● Given instruction:
Lines containing the word "JSON" are the ones to copy from the records below.

[Entries from a visual dataset]
■ ■ ■ ■
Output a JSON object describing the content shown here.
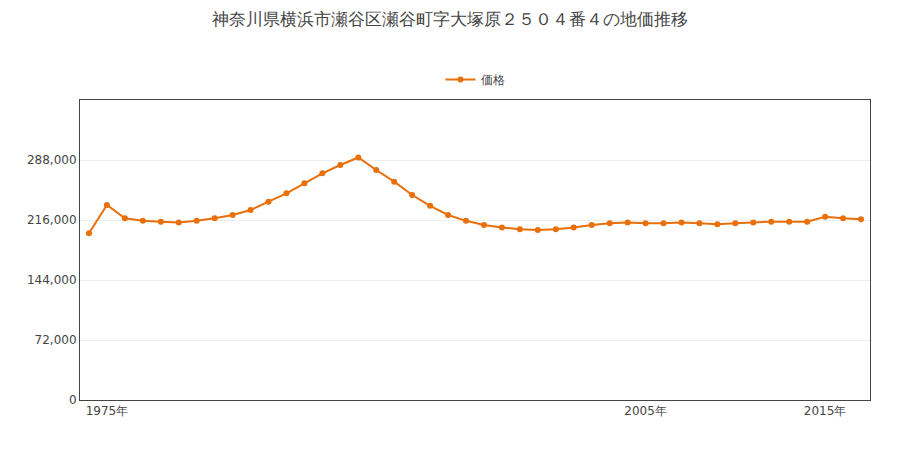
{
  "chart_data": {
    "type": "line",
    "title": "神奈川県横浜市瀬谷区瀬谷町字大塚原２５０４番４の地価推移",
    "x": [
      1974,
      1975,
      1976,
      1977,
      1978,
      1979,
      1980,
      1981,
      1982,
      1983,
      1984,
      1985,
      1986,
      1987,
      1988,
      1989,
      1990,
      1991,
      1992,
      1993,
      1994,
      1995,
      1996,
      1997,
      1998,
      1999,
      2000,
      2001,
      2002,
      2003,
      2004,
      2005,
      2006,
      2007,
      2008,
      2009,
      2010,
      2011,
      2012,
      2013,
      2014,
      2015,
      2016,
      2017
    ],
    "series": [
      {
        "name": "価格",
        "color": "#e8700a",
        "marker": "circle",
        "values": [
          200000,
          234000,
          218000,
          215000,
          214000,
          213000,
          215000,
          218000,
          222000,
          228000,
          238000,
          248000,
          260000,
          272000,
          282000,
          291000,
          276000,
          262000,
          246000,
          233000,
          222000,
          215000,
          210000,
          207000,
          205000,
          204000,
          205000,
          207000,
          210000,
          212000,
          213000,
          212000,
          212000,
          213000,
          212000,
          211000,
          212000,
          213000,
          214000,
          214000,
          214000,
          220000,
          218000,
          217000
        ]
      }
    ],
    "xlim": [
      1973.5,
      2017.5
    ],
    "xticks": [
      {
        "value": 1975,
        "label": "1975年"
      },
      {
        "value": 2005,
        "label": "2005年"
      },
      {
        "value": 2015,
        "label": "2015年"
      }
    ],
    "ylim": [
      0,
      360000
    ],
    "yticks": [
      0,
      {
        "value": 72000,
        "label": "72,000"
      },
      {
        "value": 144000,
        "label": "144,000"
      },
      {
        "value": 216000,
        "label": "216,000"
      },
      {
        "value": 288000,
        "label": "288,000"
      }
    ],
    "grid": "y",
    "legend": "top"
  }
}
■ ■ ■ ■
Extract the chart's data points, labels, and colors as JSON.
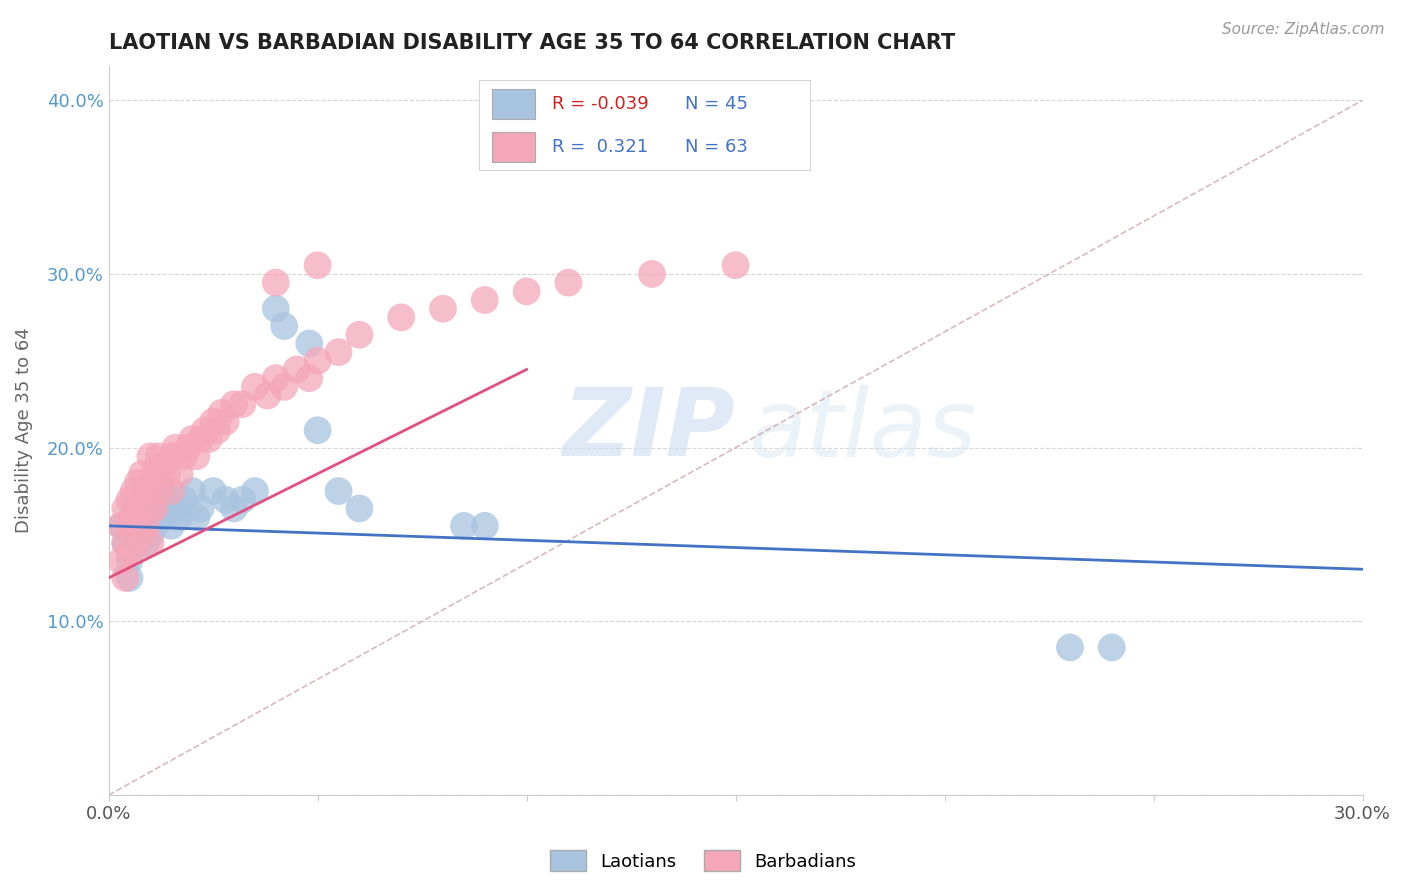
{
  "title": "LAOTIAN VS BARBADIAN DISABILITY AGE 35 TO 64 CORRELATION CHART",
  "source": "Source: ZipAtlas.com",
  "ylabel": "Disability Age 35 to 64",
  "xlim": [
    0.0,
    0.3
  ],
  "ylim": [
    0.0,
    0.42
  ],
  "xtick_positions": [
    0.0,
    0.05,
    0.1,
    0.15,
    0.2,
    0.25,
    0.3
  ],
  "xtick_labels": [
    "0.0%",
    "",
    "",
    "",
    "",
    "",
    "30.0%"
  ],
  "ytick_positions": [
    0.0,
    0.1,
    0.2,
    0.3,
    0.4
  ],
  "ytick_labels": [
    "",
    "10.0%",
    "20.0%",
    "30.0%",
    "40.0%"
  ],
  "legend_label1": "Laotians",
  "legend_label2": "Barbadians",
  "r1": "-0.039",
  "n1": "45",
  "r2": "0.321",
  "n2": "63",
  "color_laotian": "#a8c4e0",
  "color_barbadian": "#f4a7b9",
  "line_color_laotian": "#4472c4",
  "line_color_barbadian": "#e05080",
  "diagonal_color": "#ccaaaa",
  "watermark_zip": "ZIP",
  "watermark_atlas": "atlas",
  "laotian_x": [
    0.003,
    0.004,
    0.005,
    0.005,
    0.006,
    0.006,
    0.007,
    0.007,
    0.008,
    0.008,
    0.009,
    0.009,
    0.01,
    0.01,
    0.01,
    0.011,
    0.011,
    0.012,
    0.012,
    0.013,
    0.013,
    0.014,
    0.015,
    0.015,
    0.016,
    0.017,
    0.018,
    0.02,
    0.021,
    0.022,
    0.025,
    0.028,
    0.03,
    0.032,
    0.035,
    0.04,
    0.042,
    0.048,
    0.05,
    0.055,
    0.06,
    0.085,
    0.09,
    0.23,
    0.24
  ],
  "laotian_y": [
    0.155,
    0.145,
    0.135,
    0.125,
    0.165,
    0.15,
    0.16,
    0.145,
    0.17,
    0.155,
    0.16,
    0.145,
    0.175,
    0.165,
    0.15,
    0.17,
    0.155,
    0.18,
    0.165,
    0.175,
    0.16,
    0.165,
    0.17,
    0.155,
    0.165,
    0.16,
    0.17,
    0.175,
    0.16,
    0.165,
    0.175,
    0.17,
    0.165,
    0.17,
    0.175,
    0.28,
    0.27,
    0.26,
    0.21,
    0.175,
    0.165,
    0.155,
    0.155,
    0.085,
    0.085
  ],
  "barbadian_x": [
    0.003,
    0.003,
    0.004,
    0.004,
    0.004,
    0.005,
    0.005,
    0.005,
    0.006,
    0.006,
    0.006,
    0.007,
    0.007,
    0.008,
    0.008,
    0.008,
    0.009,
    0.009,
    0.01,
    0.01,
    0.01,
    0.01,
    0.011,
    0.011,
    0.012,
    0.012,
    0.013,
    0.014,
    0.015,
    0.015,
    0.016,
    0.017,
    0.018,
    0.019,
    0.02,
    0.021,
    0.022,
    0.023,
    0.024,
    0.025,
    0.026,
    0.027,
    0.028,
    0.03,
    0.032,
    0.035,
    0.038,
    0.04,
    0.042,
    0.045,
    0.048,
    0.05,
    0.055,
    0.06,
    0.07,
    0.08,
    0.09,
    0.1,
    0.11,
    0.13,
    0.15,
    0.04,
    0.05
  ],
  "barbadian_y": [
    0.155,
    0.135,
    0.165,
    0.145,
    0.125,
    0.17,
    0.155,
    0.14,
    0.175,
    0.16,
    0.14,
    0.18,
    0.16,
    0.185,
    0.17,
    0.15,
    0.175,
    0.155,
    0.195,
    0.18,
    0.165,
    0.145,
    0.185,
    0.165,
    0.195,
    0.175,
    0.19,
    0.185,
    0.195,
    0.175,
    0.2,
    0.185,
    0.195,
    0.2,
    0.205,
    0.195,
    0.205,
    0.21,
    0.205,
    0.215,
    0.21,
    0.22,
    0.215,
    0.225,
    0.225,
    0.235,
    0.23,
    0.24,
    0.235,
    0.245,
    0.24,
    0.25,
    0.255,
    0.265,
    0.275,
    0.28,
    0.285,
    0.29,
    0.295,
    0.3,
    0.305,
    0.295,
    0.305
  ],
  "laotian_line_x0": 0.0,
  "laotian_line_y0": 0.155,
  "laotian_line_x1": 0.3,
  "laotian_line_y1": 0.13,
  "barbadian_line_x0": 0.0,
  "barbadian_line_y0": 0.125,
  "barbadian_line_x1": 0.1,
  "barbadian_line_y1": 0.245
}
■ ■ ■ ■
● Solution to this exercise:
Output a JSON object describing the content shown here.
Extract the chart's data points, labels, and colors as JSON.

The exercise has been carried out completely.